§ **DESCRIPTION OF THE TASK**:
Below are the records; collect from them each line containing the string "type".

++++ RECORD SET

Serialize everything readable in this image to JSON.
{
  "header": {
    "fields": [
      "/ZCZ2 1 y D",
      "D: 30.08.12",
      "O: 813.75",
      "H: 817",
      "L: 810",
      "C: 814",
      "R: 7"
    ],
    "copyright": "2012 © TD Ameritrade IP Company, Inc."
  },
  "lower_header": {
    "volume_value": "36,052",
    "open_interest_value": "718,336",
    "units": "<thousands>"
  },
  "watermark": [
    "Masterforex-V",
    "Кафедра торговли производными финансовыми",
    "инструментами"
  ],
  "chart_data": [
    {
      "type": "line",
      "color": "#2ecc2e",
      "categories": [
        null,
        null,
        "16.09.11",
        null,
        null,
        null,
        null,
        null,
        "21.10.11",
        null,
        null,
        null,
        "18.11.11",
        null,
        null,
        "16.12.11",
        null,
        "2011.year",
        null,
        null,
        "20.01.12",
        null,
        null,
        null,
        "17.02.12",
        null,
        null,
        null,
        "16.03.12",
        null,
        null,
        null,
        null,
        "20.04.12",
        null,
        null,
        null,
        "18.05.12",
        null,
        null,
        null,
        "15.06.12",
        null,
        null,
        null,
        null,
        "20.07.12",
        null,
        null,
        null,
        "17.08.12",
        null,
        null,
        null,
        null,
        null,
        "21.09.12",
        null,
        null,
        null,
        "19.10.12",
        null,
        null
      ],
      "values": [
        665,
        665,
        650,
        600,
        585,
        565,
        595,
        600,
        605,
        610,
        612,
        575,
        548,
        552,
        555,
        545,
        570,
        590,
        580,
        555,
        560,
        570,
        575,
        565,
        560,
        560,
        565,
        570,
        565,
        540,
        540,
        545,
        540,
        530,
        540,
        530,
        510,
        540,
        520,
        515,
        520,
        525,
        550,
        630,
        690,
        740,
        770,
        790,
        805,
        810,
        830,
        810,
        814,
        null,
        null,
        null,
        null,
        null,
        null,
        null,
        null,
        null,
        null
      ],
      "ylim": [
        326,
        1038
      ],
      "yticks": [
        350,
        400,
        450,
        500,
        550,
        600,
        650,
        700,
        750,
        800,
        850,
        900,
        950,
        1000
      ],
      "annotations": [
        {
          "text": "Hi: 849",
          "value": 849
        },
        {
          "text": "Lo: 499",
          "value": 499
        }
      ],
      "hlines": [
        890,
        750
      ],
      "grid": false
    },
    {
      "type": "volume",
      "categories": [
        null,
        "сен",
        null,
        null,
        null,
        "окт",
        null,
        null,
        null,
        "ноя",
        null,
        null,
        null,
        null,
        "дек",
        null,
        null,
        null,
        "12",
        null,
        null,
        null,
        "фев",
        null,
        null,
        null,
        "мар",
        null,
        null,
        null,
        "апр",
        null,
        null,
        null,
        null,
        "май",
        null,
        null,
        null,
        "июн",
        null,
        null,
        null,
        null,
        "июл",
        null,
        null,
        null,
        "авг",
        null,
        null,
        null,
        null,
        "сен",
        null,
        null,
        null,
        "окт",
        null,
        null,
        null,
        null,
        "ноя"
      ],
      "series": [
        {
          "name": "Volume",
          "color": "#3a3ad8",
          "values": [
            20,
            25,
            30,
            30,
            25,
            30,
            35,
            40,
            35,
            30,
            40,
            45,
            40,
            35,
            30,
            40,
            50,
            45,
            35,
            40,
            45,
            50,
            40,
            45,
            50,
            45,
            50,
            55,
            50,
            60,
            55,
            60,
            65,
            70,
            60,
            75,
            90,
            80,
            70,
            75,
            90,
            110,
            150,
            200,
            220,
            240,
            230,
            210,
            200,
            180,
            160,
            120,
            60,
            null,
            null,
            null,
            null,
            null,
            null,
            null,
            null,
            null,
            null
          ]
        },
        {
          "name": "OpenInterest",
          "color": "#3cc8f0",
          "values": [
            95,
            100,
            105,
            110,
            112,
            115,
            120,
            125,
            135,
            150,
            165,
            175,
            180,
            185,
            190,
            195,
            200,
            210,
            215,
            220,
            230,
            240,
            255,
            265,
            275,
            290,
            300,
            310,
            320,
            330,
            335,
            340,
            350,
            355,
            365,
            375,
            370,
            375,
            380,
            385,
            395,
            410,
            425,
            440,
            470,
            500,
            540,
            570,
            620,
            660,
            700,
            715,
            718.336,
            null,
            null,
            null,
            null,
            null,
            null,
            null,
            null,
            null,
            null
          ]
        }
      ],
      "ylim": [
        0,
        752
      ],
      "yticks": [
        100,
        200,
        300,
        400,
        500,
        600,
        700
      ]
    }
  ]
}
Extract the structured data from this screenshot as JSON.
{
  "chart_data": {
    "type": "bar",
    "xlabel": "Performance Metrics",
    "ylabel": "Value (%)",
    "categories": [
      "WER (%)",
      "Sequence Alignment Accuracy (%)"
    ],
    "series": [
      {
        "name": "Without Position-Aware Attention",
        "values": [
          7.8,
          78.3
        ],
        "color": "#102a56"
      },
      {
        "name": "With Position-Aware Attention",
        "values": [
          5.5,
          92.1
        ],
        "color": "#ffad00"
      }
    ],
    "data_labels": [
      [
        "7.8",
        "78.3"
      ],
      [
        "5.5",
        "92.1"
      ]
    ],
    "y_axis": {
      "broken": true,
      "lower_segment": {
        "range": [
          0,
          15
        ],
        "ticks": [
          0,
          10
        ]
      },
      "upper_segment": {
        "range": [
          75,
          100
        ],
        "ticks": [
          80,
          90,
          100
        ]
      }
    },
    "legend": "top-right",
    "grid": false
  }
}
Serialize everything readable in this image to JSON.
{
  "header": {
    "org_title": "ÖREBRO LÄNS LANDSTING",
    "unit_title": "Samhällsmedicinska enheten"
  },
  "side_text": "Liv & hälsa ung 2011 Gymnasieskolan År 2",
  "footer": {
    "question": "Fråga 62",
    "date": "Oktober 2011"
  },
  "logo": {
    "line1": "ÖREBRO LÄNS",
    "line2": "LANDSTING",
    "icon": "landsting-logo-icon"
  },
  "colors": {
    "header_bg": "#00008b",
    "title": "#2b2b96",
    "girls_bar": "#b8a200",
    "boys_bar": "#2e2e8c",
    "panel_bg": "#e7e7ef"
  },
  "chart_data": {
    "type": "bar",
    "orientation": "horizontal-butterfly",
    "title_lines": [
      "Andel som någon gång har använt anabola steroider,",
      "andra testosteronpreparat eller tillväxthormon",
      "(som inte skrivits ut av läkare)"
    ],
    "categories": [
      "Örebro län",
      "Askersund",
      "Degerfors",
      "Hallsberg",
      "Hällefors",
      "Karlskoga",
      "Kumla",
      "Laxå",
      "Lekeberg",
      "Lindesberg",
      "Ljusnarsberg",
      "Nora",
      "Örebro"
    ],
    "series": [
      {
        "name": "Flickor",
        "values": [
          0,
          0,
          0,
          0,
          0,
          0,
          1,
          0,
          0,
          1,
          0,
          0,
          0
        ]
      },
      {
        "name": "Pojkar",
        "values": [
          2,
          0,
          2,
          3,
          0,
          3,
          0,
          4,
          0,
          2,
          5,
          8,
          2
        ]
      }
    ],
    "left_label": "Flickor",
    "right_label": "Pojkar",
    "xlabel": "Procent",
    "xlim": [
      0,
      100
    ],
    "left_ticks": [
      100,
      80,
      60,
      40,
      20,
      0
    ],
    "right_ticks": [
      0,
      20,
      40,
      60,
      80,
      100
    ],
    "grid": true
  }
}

++++++++

§ **THE RESPONSE**:
      "type": "line",
      "type": "volume",
    "type": "bar",
    "type": "bar",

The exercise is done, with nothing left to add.